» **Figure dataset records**
╭──

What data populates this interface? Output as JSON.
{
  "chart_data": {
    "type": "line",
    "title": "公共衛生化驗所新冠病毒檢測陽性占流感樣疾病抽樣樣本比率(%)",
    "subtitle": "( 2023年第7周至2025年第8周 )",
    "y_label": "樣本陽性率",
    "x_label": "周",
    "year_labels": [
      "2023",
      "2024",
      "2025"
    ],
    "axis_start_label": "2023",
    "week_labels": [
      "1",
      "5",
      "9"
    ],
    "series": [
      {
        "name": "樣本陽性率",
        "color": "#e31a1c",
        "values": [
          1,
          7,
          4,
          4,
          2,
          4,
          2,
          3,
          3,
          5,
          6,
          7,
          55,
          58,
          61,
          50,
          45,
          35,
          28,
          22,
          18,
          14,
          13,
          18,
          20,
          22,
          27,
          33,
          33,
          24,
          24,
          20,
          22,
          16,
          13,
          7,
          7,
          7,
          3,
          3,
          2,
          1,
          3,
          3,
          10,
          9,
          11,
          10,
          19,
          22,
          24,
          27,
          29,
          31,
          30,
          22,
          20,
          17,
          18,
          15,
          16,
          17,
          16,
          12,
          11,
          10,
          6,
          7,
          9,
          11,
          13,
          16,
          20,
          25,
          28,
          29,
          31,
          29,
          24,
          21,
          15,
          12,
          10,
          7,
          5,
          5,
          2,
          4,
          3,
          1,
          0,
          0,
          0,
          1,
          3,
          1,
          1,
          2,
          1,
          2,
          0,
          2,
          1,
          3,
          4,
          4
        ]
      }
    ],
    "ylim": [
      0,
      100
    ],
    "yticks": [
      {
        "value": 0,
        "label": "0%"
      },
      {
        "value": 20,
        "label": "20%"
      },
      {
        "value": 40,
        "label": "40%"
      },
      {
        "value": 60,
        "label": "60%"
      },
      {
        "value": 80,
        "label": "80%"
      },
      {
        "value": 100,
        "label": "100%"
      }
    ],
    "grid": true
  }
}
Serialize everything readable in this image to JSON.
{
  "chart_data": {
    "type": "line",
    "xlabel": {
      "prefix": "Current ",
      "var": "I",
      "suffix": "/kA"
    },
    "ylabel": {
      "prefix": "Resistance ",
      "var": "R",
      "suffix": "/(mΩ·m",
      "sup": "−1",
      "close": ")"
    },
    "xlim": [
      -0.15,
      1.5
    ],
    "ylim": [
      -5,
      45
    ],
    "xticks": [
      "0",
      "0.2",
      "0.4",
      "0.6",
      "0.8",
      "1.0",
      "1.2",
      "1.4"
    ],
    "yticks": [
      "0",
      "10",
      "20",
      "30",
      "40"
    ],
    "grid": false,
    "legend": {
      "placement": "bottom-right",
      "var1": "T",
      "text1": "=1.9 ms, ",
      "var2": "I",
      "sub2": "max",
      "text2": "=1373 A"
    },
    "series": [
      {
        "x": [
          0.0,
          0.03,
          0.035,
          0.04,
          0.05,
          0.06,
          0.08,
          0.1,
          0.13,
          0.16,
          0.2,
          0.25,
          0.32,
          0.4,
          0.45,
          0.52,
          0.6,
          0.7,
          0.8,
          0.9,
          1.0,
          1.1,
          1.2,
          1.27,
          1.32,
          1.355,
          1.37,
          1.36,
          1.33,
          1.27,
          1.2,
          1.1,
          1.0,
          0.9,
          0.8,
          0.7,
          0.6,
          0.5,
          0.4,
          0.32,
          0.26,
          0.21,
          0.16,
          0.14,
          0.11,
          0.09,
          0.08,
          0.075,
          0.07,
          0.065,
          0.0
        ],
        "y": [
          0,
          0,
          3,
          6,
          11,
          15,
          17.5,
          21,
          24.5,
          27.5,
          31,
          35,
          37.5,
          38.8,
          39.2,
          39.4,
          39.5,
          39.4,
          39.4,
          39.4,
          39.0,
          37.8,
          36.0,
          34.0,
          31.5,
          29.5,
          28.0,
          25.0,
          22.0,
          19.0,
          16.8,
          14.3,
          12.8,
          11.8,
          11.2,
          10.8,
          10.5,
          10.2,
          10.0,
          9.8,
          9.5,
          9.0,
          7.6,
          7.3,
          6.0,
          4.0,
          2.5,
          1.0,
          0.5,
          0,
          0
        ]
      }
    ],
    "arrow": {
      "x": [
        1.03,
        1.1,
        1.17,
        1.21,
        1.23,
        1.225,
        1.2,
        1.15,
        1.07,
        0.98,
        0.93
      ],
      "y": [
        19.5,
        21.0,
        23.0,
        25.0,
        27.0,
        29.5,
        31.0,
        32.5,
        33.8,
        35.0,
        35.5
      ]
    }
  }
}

╰──

» **Aim**
Check every line of the data, and copy the ones that contain "JSON".

» **Final result**
What data populates this interface? Output as JSON.
Serialize everything readable in this image to JSON.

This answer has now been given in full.